* **WRITTEN EXERCISE**
Count every line that has the word "your" in it; give no more than the number.

— Begin PROVIDED INFORMATION —

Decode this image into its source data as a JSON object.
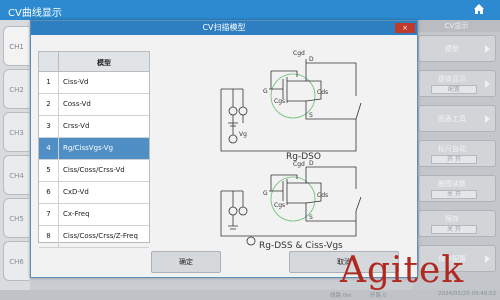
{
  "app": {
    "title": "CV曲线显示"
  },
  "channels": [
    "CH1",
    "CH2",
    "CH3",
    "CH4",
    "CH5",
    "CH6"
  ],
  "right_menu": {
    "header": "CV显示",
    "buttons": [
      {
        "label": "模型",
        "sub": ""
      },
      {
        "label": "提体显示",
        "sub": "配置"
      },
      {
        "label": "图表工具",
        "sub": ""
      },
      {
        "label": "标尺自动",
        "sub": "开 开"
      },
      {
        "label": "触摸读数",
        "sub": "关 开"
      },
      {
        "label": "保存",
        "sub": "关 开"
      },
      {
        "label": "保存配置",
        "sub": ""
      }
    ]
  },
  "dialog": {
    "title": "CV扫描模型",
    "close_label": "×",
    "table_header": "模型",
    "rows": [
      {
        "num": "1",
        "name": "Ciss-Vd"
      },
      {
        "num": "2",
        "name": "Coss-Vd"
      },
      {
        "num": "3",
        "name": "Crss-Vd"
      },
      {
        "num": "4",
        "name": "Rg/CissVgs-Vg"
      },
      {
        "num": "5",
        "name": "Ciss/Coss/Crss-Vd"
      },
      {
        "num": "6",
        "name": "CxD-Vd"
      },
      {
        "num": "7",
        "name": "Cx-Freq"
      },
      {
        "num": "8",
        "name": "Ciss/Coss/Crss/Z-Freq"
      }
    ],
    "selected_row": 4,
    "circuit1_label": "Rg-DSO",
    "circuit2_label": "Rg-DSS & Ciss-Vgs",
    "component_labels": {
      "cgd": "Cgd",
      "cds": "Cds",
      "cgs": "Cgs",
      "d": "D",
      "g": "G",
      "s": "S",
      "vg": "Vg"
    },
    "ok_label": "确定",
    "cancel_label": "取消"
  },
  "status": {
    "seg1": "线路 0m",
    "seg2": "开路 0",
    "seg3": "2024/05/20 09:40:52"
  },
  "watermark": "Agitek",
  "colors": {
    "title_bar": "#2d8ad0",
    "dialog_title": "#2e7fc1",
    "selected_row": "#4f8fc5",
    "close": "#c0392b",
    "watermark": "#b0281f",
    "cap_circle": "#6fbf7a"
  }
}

— End PROVIDED INFORMATION —
— Begin PROVIDED INFORMATION —

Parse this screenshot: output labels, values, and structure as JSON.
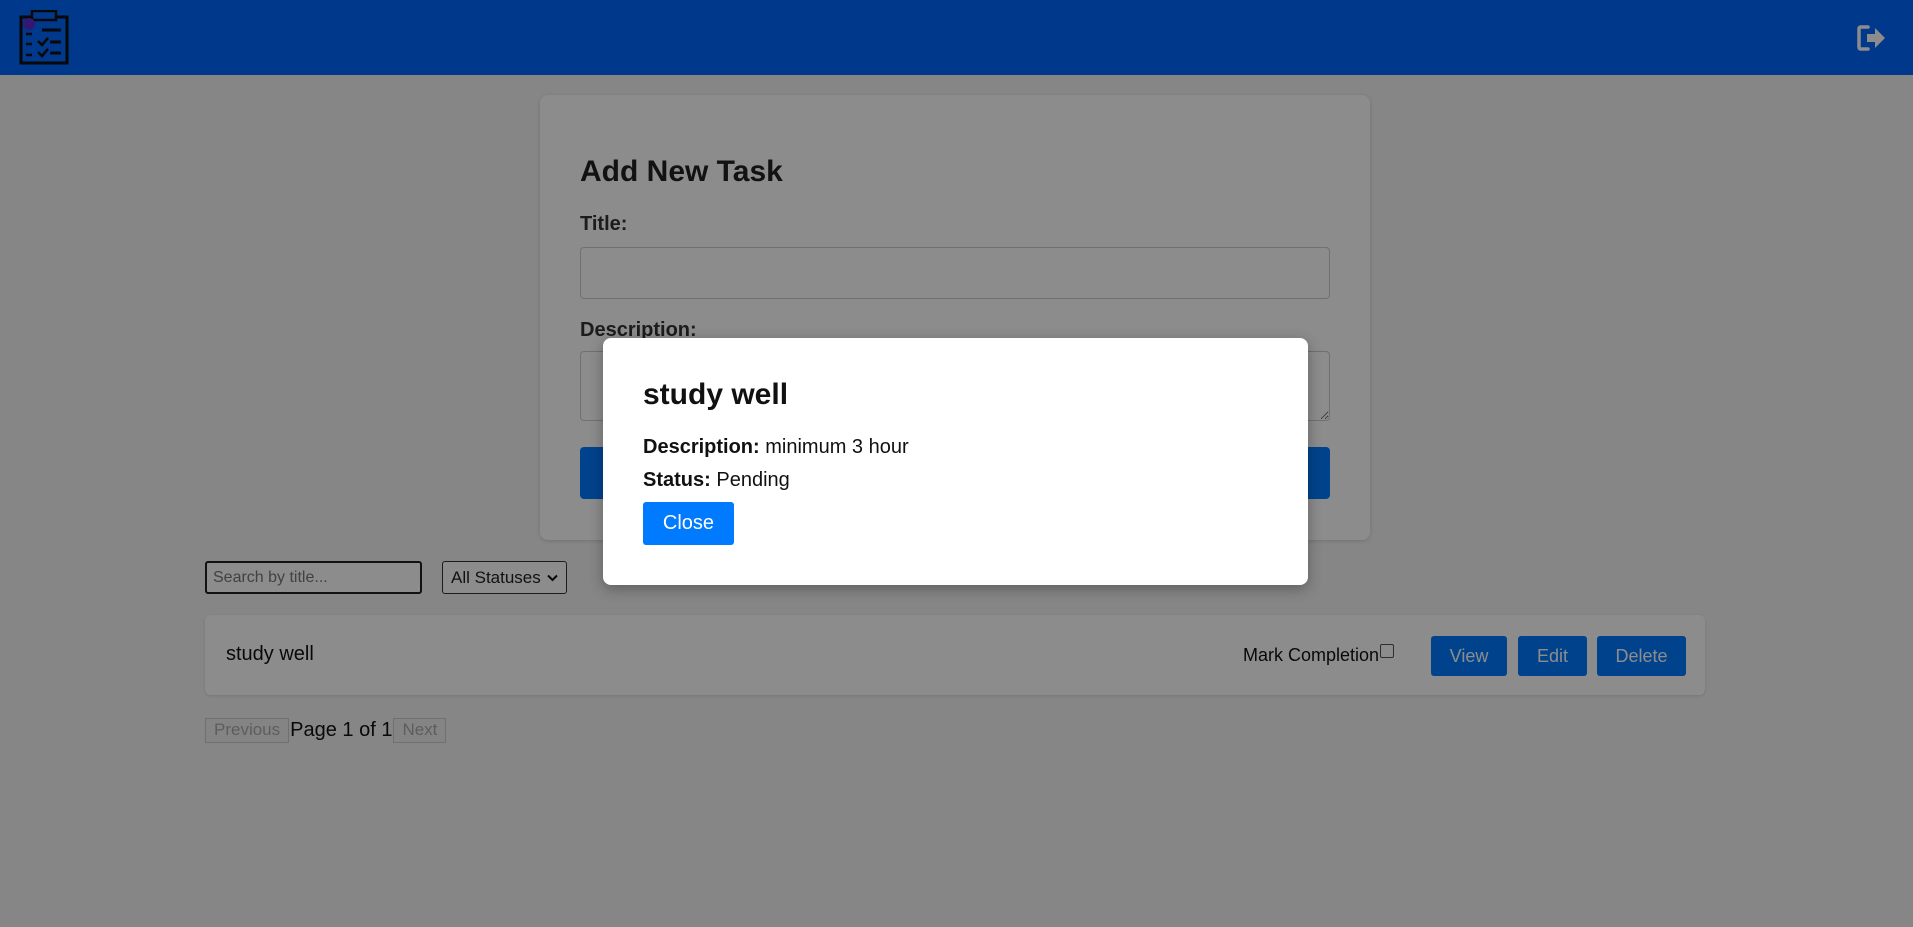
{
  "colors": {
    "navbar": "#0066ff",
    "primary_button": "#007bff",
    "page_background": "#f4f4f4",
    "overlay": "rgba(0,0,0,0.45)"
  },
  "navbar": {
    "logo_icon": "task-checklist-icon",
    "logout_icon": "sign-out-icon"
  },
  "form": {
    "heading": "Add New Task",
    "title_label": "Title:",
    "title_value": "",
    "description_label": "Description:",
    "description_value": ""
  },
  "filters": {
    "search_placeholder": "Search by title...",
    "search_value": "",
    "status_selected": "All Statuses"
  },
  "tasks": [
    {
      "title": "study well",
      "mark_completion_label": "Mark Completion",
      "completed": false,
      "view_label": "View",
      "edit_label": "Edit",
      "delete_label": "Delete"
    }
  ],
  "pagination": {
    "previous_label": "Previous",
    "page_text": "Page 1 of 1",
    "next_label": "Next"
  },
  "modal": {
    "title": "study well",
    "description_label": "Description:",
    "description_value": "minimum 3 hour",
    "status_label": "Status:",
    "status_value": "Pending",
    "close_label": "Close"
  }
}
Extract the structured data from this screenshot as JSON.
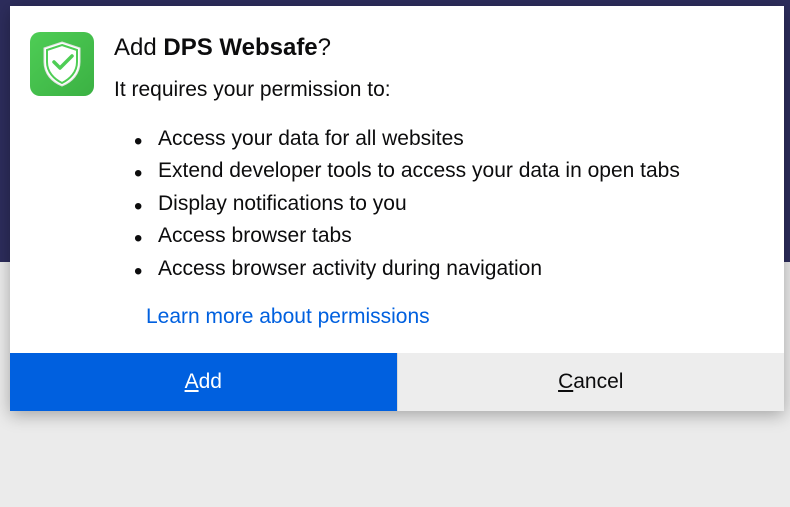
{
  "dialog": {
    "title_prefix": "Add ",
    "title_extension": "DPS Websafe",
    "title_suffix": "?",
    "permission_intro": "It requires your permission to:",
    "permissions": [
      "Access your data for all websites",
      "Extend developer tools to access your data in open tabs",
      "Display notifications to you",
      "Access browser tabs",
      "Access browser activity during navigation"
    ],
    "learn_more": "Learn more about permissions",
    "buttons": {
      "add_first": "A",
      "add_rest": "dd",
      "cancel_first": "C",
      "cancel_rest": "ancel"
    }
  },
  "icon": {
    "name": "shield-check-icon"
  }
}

— End PROVIDED INFORMATION —
— Begin PROVIDED INFORMATION —

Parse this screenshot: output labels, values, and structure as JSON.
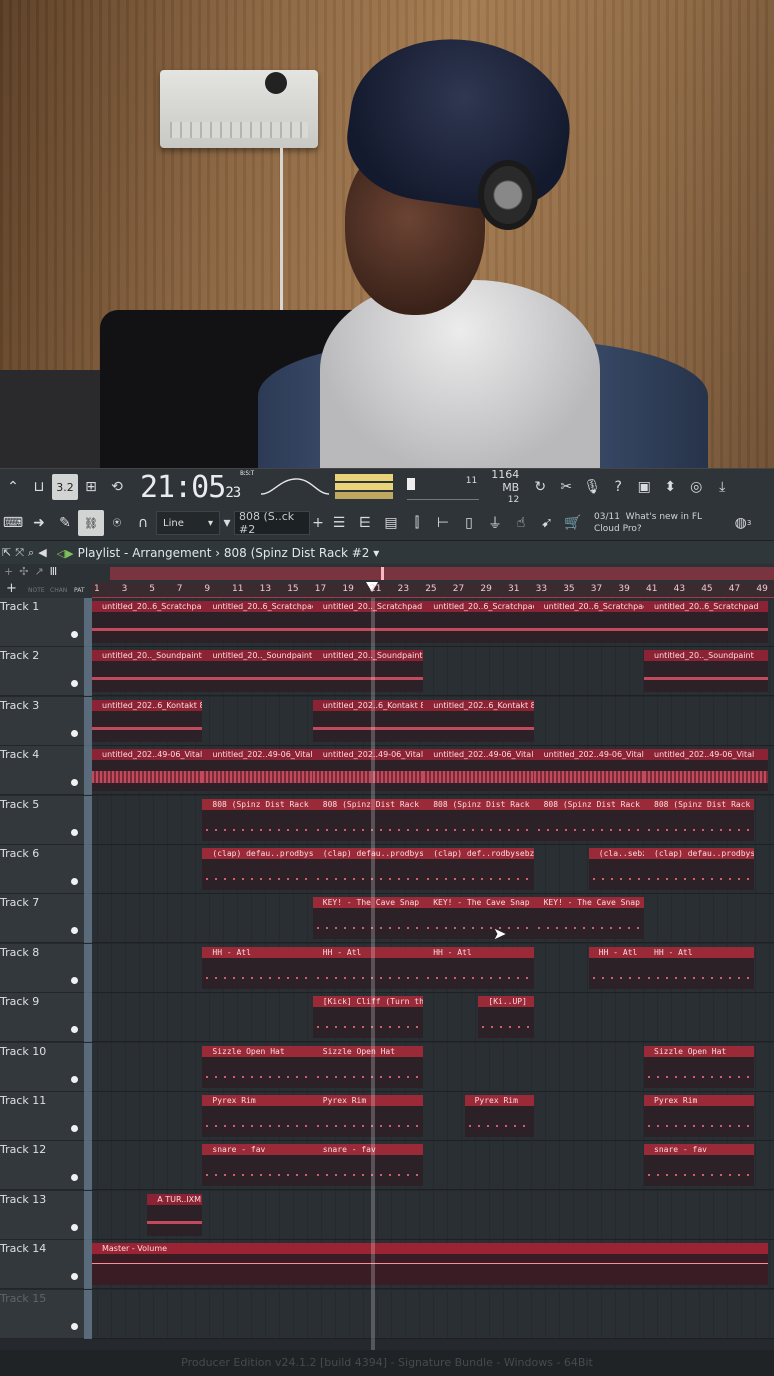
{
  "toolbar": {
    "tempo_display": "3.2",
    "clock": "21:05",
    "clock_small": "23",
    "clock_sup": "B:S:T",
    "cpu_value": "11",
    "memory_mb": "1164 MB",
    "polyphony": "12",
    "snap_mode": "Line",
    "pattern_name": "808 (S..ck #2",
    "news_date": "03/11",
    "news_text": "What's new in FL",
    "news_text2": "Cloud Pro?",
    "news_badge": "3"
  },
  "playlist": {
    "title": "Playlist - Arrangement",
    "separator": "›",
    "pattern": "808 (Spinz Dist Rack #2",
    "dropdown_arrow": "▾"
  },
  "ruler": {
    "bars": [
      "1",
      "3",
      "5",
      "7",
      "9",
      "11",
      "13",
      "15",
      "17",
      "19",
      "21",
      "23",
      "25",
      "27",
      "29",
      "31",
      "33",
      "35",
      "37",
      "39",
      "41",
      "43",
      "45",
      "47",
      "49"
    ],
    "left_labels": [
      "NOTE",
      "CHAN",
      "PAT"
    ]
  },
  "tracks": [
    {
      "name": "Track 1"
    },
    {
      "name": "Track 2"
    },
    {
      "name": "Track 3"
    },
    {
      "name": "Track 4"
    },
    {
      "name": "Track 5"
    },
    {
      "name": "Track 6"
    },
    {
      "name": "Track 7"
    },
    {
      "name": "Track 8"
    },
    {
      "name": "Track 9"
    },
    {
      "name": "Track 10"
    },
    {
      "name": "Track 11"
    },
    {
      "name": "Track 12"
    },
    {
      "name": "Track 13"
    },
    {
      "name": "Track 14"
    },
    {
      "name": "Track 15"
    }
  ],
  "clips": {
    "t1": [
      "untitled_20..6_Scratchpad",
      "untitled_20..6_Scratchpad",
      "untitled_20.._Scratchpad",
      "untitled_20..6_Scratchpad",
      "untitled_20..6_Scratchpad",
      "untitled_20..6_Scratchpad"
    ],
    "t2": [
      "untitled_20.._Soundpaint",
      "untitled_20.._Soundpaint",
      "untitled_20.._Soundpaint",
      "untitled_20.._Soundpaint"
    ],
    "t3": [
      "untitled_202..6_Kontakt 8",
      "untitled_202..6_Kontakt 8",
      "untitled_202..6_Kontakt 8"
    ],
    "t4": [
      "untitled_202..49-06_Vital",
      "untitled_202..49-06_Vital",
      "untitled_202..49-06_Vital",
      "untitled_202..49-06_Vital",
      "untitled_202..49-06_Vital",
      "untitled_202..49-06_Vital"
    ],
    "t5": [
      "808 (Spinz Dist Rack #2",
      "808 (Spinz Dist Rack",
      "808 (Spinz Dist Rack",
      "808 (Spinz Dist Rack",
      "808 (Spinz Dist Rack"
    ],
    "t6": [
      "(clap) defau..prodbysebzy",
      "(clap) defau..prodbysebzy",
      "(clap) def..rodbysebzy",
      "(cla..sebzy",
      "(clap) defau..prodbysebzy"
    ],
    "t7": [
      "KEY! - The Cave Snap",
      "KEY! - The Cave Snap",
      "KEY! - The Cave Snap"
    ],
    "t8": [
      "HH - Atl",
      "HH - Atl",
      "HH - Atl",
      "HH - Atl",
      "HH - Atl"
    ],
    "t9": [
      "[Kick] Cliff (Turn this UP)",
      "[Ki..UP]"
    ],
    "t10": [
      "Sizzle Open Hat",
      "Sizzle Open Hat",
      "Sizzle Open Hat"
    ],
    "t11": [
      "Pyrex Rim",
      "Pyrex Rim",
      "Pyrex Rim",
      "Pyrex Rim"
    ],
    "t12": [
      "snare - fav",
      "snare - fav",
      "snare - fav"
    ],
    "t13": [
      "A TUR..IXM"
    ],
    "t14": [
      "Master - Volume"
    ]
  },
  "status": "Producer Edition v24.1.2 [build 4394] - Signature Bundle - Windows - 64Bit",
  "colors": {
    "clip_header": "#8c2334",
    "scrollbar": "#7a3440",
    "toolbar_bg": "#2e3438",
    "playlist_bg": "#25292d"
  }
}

— End PROVIDED INFORMATION —

* **THE ANSWER**
3